(Records from a collection)
#####

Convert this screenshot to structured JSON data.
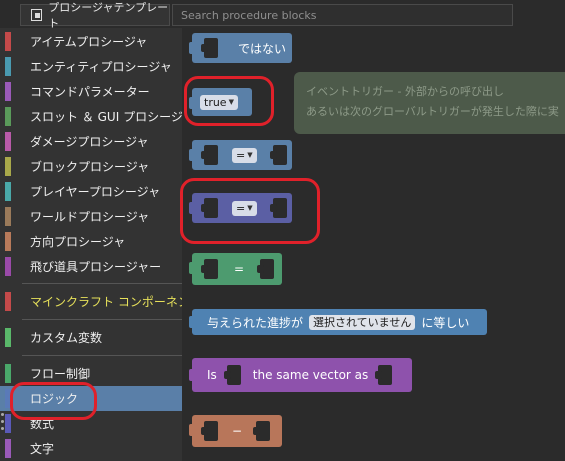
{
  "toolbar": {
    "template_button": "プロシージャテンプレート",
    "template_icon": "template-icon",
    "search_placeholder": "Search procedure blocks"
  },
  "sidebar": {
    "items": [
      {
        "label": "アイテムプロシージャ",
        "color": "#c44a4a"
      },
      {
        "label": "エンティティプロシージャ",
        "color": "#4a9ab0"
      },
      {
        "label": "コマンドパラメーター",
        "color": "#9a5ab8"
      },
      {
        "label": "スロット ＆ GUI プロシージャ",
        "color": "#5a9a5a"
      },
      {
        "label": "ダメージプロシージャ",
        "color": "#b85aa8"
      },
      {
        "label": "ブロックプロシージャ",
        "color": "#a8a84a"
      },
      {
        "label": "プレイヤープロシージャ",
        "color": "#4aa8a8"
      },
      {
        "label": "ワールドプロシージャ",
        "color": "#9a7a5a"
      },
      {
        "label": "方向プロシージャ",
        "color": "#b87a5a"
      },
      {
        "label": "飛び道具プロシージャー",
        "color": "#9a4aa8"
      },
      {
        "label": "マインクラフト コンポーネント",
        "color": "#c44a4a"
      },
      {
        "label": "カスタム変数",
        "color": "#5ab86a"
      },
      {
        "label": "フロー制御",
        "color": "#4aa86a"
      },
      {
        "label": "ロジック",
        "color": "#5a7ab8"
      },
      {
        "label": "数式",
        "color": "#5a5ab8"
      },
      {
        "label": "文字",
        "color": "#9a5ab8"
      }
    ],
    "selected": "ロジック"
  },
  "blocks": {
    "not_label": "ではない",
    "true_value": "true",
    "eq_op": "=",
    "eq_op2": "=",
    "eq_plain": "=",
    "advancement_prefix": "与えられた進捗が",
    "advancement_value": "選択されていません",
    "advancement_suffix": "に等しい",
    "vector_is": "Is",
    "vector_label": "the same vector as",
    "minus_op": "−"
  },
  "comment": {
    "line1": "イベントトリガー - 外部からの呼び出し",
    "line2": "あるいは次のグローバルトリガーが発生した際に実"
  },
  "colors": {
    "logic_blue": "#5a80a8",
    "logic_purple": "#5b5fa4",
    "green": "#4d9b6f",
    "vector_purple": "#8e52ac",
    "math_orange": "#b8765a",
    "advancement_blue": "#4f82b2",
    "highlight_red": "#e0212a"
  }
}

#####

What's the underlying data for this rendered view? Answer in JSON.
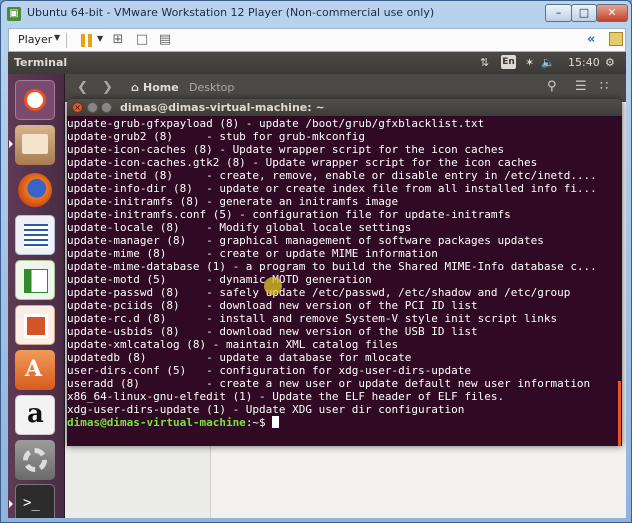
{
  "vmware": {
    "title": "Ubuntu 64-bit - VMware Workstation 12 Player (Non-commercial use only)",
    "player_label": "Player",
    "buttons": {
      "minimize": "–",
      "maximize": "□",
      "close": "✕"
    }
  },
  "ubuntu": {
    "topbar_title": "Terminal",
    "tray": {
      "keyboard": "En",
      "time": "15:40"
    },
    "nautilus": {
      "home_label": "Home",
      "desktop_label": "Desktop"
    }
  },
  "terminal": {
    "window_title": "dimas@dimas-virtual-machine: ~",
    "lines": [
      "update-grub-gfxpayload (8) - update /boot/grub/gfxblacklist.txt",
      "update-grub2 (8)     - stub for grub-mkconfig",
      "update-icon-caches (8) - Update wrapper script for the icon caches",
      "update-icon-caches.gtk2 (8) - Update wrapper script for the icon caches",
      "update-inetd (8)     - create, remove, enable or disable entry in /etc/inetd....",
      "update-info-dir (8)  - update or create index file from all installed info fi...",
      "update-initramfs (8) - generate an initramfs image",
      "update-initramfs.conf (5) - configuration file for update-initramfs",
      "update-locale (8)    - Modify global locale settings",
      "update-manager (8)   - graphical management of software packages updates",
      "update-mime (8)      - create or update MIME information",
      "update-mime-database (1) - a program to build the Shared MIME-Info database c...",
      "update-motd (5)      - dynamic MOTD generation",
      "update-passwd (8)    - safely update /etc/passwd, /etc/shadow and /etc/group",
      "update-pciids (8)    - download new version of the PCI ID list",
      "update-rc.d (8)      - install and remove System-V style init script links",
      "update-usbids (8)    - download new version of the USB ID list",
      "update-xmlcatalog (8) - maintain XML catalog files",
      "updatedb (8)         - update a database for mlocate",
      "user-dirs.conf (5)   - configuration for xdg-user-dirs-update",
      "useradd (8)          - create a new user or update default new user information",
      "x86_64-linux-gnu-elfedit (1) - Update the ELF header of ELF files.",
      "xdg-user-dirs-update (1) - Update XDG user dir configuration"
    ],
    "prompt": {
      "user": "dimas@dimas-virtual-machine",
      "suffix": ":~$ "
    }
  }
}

#####

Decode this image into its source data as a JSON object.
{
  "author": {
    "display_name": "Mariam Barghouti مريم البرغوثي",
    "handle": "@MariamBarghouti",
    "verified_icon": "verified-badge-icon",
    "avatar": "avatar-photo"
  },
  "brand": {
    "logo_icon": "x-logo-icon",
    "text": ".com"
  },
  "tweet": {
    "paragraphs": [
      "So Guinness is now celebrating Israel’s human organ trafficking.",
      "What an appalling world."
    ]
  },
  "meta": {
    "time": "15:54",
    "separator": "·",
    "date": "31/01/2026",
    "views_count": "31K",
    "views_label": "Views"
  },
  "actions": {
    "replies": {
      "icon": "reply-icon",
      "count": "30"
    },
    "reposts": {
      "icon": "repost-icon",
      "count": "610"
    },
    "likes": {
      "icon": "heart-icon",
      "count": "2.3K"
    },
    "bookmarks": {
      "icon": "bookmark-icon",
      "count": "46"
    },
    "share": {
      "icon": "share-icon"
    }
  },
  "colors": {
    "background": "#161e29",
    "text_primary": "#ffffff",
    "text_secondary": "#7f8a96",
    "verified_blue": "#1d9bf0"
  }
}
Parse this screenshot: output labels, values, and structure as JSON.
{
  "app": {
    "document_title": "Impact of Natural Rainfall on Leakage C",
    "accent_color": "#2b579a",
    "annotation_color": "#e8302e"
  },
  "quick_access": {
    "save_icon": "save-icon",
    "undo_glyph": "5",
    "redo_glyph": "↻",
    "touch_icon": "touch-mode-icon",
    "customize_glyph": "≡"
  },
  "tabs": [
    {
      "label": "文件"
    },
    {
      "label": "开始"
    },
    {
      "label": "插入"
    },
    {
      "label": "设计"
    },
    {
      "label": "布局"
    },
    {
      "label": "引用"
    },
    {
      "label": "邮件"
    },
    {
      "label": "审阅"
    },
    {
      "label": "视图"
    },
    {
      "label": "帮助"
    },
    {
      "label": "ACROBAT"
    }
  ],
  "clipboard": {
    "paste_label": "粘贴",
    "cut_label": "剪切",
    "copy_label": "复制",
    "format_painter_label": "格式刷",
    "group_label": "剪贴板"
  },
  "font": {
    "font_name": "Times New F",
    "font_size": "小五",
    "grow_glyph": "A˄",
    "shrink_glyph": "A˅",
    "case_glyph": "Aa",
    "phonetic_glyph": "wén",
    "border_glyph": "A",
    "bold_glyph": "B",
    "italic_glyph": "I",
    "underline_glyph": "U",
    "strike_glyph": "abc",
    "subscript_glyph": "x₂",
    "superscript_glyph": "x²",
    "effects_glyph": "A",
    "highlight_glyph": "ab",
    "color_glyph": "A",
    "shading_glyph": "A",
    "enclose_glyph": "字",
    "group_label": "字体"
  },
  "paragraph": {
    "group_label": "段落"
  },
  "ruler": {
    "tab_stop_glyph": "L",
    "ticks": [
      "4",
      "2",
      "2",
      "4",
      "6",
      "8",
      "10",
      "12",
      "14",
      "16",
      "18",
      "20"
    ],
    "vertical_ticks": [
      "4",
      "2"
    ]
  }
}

#####

» EXERCISE DETAILS:
Pick out and copy the lines of the entries that hold the string "version".

» WRITTEN SOLUTION:
      "update-pciids (8)    - download new version of the PCI ID list",
      "update-usbids (8)    - download new version of the USB ID list",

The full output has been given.